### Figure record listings
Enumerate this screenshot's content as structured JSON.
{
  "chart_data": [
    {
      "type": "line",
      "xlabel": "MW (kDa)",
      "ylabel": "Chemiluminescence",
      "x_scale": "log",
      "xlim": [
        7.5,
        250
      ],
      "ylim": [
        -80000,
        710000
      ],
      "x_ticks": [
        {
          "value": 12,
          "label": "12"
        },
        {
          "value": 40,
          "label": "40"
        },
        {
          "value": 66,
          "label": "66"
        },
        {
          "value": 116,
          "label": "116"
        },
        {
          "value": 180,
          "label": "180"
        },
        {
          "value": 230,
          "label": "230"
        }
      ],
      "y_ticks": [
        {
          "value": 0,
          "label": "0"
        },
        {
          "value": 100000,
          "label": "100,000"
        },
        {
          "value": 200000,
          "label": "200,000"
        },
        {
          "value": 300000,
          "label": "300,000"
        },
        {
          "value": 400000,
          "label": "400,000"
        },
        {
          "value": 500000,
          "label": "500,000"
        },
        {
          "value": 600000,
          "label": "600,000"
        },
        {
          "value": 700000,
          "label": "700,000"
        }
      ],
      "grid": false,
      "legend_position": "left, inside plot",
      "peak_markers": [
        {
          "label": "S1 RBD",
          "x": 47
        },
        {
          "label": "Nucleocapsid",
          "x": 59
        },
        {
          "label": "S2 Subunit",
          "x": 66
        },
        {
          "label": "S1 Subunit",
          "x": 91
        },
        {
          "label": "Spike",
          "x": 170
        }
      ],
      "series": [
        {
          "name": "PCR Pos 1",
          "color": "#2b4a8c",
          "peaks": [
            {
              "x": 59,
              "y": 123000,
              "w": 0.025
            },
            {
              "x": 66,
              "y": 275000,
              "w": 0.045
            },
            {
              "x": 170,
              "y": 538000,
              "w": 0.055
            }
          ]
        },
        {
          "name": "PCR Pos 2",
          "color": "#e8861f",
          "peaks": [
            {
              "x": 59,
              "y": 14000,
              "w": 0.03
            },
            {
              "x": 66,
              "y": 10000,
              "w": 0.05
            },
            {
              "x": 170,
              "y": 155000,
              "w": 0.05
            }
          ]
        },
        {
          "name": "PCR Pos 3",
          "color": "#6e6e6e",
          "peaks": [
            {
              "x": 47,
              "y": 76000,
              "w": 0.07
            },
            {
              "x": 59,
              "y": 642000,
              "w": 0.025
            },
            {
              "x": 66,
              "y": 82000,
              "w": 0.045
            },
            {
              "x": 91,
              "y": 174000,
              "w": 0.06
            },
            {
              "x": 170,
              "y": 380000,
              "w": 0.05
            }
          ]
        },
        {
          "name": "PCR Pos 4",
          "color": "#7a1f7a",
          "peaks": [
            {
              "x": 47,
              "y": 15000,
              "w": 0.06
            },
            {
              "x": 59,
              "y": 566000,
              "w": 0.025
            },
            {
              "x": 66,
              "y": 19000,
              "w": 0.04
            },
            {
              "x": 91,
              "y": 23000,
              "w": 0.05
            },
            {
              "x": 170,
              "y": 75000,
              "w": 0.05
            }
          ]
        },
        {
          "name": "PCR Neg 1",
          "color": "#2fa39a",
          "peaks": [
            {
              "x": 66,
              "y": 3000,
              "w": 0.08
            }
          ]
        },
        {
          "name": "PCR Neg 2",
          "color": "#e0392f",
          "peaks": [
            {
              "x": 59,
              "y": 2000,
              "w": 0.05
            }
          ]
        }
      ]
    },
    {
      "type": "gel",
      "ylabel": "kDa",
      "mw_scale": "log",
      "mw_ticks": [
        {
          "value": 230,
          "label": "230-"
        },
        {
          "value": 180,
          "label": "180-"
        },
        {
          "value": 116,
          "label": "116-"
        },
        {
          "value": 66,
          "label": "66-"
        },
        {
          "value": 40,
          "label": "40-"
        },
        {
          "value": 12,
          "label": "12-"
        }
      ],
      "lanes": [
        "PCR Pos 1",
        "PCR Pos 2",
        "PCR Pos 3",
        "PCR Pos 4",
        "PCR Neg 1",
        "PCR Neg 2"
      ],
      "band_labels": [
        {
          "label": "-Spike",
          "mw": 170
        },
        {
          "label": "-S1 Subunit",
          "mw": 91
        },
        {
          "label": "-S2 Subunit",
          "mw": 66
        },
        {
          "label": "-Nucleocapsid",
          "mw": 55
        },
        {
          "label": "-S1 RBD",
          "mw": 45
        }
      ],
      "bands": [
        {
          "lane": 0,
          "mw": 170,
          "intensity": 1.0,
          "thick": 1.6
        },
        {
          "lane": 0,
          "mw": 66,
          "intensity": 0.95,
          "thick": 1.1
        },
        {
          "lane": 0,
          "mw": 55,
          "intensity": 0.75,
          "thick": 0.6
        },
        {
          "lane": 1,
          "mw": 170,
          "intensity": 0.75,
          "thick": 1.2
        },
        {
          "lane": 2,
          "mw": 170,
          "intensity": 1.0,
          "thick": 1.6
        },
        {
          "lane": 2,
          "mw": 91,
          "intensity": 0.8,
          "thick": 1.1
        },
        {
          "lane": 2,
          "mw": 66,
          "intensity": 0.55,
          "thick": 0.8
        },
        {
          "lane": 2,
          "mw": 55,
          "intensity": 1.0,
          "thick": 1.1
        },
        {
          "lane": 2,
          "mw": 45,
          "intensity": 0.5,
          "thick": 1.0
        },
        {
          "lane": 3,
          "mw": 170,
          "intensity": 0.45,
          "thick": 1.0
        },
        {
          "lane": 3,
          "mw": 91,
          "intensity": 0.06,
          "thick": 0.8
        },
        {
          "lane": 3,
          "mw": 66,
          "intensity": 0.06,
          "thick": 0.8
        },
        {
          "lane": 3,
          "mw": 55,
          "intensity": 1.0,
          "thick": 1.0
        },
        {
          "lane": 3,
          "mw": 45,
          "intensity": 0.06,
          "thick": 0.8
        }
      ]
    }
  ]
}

### Required task
Where a line holds the string "ylabel", copy that line.

### The result
      "ylabel": "Chemiluminescence",
      "ylabel": "kDa",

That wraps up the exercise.